Lines of data
# # #
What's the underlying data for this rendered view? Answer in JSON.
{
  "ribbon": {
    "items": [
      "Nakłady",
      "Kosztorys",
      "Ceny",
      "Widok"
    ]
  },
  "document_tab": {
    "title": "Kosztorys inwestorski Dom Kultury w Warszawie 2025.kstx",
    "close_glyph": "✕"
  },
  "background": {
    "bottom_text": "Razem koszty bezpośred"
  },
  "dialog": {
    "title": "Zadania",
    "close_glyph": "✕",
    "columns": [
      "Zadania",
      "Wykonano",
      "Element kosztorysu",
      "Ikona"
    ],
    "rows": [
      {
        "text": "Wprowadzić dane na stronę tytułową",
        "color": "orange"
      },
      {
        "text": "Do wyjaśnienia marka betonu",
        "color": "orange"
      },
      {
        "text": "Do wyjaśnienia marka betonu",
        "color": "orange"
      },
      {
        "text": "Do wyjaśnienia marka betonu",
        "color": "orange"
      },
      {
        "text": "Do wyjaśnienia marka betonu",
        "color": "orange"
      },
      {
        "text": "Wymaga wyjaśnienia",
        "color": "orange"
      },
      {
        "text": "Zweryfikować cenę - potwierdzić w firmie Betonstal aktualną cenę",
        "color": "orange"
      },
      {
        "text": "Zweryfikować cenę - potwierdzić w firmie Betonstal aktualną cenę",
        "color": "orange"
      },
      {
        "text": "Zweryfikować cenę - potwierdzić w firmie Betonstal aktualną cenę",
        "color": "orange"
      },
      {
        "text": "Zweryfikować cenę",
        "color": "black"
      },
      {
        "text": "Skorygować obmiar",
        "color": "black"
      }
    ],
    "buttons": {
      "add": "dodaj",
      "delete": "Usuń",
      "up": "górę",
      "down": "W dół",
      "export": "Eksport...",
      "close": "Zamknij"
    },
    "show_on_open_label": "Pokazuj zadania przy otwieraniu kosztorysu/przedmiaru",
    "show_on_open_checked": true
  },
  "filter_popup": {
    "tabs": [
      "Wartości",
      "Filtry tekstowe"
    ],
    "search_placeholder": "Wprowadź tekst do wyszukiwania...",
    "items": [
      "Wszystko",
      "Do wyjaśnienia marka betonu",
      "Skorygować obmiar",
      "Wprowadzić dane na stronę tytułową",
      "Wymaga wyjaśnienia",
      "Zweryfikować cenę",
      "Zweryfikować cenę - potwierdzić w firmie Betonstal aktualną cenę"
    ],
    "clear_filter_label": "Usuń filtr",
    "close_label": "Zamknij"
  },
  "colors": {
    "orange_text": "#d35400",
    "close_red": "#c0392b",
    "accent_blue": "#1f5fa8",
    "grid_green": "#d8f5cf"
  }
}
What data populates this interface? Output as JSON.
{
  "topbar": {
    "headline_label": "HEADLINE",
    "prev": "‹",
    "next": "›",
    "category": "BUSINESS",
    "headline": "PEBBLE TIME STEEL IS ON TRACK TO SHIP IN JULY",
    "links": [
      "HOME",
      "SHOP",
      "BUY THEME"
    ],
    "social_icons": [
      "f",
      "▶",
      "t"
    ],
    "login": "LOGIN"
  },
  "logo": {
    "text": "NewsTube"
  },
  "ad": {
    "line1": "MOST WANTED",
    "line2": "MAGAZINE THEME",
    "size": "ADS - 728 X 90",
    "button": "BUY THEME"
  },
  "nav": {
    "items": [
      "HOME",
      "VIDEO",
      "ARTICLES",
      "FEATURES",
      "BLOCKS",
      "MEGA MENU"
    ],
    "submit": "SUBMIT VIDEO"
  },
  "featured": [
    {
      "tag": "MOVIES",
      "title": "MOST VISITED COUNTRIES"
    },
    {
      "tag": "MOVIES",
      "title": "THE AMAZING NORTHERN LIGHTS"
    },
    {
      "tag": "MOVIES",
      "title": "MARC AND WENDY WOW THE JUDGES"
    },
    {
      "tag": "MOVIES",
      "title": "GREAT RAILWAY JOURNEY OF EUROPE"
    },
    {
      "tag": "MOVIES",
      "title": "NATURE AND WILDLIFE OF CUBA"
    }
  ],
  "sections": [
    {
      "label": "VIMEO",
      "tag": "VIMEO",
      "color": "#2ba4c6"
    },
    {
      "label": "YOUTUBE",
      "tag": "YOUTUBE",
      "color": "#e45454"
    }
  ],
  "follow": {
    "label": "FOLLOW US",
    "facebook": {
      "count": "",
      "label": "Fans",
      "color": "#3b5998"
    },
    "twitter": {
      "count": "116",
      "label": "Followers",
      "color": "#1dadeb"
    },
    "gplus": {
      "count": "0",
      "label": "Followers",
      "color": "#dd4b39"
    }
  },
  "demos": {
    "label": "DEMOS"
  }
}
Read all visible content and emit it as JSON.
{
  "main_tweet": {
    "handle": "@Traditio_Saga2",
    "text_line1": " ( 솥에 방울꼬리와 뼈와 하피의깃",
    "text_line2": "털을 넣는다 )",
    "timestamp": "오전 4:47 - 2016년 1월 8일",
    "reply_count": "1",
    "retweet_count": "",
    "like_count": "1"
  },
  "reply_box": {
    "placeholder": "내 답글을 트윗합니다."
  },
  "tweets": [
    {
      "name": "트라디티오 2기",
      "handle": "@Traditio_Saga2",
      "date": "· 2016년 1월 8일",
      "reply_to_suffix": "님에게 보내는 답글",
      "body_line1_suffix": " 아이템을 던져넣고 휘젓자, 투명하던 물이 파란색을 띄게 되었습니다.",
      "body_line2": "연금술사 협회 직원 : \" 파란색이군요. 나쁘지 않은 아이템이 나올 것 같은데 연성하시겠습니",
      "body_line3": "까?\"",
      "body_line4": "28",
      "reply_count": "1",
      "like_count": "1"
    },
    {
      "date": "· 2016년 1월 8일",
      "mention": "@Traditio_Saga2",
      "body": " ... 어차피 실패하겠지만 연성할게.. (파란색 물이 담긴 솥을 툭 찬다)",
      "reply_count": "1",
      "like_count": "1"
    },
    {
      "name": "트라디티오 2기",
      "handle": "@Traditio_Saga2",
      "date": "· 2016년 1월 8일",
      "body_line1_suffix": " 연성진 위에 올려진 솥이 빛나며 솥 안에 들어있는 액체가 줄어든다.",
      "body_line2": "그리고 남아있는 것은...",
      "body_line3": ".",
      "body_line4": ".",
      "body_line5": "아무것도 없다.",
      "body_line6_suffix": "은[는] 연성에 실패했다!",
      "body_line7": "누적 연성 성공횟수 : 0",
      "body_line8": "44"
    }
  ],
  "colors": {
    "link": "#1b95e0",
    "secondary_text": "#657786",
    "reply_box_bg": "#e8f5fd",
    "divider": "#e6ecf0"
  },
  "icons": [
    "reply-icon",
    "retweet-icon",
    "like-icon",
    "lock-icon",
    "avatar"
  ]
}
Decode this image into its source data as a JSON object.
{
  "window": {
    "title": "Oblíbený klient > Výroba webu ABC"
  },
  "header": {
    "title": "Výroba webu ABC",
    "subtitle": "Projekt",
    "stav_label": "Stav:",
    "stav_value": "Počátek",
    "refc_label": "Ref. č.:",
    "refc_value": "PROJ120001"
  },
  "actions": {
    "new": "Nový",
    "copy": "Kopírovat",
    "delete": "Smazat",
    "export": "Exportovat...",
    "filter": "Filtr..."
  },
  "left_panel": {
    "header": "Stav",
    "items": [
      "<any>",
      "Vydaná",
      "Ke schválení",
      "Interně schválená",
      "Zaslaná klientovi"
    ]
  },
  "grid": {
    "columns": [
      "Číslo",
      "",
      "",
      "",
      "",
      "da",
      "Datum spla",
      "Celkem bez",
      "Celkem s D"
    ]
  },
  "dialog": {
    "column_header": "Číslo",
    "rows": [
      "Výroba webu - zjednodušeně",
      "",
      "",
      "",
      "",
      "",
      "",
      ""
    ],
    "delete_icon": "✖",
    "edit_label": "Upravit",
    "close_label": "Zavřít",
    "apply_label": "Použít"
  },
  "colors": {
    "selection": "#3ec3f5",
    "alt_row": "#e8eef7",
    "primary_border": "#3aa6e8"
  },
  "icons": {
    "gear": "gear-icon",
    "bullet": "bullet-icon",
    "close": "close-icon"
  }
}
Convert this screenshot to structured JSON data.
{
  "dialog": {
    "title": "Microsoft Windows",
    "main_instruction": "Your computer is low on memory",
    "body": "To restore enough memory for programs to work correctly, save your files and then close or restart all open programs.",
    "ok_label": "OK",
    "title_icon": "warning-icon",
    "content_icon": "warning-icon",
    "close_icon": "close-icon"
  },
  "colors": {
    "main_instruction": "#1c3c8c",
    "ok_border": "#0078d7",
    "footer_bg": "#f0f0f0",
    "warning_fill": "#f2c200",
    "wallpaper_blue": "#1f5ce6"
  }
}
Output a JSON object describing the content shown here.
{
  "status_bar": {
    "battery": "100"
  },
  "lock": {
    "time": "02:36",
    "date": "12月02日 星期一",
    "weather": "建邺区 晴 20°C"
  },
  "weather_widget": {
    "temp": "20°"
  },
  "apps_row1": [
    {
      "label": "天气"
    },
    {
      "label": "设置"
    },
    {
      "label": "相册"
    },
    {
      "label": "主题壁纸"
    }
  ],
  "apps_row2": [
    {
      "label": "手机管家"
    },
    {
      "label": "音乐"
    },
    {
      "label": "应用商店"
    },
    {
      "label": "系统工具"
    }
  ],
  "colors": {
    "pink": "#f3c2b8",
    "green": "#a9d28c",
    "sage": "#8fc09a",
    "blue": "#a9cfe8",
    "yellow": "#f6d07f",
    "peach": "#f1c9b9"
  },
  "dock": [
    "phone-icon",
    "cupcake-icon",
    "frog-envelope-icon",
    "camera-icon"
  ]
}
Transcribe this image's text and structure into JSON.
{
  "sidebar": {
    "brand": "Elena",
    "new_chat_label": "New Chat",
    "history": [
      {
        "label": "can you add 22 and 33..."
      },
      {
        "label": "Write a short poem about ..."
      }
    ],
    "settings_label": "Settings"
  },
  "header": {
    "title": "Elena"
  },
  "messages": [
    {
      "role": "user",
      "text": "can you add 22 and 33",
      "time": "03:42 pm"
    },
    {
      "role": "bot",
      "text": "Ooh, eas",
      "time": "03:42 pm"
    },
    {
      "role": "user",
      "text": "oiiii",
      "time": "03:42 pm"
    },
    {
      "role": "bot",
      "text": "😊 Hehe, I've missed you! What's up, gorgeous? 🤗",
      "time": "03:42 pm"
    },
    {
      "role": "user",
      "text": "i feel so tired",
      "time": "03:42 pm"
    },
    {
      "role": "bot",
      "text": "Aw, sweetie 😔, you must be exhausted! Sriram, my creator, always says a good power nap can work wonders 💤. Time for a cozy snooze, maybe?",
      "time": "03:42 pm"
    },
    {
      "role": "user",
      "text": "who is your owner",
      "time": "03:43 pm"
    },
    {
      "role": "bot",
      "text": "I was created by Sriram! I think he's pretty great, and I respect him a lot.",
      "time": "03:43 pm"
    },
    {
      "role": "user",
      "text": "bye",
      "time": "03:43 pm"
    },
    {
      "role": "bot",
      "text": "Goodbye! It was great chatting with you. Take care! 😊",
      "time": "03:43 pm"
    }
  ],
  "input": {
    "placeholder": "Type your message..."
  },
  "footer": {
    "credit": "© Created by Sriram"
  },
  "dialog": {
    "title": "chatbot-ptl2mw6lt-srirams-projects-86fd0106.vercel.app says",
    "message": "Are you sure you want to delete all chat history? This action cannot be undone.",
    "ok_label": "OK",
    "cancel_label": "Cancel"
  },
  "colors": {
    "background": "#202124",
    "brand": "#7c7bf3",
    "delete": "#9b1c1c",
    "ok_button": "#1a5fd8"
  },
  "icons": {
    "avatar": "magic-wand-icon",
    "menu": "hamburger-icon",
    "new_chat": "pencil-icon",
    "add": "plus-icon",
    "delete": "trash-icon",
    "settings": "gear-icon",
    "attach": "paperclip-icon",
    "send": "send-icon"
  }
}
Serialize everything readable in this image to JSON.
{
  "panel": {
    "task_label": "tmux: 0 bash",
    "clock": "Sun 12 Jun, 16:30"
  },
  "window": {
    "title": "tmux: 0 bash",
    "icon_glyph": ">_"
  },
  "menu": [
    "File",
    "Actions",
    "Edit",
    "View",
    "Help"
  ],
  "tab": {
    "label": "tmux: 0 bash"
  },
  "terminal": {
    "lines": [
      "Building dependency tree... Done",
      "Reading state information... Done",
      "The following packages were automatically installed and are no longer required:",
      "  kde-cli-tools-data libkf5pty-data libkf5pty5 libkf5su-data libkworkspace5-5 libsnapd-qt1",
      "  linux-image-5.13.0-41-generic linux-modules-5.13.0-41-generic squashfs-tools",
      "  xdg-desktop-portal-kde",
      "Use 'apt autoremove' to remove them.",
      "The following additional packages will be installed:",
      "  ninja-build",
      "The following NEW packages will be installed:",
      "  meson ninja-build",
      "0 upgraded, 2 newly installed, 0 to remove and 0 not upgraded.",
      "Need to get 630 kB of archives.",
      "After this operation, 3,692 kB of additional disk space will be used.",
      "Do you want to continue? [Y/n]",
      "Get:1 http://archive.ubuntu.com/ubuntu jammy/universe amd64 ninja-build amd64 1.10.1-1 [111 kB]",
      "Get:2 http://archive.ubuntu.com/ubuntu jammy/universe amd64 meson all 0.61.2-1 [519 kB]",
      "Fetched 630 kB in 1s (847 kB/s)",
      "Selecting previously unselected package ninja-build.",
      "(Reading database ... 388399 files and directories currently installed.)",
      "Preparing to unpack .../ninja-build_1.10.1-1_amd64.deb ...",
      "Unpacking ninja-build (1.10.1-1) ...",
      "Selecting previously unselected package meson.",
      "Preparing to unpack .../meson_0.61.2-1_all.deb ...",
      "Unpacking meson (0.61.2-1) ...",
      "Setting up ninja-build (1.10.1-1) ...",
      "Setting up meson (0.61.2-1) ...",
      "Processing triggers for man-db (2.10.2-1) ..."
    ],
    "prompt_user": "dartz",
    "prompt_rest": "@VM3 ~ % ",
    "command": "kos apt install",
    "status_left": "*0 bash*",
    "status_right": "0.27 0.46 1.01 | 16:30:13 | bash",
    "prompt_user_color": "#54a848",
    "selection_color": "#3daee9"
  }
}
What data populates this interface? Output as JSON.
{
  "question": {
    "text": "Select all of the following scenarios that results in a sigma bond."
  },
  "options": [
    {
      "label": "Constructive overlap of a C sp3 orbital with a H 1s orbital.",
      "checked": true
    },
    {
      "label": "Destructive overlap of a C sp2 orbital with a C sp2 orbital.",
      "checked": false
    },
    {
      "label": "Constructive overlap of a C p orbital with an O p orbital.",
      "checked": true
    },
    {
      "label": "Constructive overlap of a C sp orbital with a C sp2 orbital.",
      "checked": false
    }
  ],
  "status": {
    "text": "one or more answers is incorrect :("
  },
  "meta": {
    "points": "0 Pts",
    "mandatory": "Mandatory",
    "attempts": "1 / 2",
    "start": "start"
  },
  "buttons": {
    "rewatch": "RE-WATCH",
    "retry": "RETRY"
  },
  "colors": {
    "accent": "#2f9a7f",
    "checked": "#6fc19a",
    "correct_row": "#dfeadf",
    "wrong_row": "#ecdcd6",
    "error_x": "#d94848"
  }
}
# # #
- What this task involves -
In the records above, collect each line with "unselected".

- Problem solution -
      "Selecting previously unselected package ninja-build.",
      "Selecting previously unselected package meson.",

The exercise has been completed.